Task goal:
Please transcribe the records precisely; pictures stay out of your copy.

-.-.-

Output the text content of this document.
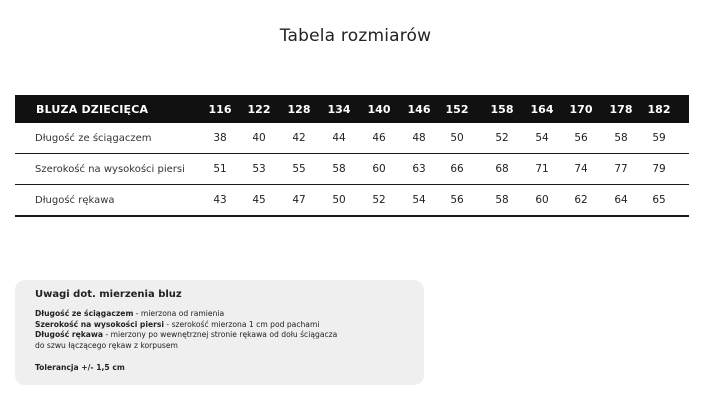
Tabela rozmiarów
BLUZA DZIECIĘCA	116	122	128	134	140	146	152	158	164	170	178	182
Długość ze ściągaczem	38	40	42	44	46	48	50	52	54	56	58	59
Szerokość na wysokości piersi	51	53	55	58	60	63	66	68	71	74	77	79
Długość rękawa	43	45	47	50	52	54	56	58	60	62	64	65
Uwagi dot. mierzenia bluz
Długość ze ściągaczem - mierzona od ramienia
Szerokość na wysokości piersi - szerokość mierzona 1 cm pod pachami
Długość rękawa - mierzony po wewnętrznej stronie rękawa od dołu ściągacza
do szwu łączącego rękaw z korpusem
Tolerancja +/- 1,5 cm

-.-.-

The answer:
Output the text content of this document.
Tabela rozmiarów
BLUZA DZIECIĘCA	116	122	128	134	140	146	152	158	164	170	178	182
Długość ze ściągaczem	38	40	42	44	46	48	50	52	54	56	58	59
Szerokość na wysokości piersi	51	53	55	58	60	63	66	68	71	74	77	79
Długość rękawa	43	45	47	50	52	54	56	58	60	62	64	65
Uwagi dot. mierzenia bluz
Długość ze ściągaczem - mierzona od ramienia
Szerokość na wysokości piersi - szerokość mierzona 1 cm pod pachami
Długość rękawa - mierzony po wewnętrznej stronie rękawa od dołu ściągacza
do szwu łączącego rękaw z korpusem
Tolerancja +/- 1,5 cm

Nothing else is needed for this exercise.